*EXERCISE PROMPT*:
Across the entries, how many lines have the string "then" in them? Reply with only a number.

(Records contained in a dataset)
....................

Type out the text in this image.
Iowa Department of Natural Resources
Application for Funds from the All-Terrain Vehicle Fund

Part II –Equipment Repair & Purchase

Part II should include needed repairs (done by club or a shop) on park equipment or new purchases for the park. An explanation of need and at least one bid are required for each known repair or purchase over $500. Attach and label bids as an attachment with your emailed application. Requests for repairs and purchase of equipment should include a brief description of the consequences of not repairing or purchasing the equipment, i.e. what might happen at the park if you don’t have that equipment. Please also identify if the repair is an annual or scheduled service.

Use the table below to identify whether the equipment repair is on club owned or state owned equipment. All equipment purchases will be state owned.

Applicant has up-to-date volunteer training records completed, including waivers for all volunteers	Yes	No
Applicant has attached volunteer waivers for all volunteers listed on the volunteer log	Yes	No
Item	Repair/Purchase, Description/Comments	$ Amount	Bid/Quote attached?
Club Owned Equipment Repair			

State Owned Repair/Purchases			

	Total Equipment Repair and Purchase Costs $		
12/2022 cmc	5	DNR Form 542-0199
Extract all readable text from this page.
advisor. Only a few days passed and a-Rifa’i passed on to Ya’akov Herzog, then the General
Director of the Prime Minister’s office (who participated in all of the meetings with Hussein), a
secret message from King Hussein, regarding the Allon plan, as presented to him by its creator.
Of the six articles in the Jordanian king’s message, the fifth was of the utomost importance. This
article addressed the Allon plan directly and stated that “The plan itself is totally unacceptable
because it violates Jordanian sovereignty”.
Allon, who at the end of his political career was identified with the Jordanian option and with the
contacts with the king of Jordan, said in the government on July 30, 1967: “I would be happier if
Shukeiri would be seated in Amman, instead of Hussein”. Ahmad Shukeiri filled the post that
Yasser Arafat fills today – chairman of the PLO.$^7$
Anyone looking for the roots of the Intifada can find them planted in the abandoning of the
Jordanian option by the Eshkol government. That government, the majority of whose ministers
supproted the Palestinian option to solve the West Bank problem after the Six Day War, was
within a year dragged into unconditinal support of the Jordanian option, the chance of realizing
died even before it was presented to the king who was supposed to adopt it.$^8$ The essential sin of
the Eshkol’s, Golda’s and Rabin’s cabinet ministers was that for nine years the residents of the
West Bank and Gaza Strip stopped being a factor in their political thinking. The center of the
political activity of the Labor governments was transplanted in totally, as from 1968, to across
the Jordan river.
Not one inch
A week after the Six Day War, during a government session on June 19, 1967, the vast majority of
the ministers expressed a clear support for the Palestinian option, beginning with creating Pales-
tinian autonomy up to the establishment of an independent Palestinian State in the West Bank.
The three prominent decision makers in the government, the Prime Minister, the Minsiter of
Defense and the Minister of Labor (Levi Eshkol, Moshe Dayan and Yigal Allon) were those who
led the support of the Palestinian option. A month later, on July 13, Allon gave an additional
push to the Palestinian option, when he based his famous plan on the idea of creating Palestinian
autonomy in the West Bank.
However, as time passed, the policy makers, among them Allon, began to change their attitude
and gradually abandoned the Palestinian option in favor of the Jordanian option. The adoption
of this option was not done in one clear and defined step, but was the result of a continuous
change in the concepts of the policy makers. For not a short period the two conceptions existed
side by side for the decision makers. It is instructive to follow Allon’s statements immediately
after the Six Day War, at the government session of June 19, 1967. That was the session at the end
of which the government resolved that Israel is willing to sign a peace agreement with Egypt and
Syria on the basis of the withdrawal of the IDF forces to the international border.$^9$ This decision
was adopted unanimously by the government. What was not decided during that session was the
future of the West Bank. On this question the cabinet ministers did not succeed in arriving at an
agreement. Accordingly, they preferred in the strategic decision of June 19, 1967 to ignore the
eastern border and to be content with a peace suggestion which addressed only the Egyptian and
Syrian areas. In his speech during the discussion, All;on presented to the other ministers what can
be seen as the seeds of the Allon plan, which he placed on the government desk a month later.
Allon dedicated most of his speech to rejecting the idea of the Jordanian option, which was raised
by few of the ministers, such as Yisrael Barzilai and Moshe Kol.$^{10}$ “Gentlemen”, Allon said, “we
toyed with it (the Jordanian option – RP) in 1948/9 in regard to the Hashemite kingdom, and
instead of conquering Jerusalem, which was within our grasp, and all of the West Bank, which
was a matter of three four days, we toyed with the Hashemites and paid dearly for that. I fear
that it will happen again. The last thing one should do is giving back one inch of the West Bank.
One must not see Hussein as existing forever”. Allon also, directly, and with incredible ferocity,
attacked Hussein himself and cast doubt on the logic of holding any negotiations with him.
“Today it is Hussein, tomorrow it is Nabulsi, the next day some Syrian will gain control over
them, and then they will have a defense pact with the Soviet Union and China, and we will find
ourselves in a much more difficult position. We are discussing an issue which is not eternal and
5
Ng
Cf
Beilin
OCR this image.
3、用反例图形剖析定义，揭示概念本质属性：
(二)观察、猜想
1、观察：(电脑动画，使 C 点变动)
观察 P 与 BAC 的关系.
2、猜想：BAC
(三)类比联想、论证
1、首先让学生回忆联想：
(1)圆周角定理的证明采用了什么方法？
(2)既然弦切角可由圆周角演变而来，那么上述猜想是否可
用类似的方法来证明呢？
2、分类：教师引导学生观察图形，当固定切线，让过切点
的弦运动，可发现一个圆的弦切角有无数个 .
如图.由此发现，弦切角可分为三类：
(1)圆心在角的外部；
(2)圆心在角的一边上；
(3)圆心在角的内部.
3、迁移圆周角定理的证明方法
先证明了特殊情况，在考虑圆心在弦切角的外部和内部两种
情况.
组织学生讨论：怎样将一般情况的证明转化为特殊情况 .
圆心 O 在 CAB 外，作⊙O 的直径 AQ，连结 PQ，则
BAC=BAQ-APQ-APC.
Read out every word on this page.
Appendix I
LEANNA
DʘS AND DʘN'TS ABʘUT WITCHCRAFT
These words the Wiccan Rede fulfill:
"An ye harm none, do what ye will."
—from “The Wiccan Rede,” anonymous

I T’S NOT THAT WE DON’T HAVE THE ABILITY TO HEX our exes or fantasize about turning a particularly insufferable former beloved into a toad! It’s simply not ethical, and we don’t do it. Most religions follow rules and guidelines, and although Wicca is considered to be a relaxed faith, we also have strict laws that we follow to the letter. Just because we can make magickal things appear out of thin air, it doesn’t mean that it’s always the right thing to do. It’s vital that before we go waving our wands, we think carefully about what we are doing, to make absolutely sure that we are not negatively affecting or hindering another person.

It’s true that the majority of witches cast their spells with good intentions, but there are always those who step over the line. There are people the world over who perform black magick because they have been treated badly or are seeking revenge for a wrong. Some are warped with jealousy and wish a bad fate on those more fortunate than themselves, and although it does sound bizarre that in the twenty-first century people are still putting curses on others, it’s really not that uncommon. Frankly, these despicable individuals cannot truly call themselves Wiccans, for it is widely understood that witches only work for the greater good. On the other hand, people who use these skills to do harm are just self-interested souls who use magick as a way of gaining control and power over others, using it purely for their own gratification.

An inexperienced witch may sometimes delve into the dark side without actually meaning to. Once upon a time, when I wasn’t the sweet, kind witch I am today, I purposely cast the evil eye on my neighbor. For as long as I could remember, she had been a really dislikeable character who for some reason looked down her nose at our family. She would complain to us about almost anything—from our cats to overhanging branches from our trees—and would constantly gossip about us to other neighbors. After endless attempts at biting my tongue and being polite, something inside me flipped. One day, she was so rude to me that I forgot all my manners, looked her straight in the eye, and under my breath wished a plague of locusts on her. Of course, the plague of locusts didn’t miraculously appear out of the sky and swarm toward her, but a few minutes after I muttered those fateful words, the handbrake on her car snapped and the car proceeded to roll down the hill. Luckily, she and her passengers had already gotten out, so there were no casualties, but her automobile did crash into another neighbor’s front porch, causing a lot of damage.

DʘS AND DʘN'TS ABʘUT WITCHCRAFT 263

....................

*ANSWER IN FULL*:
2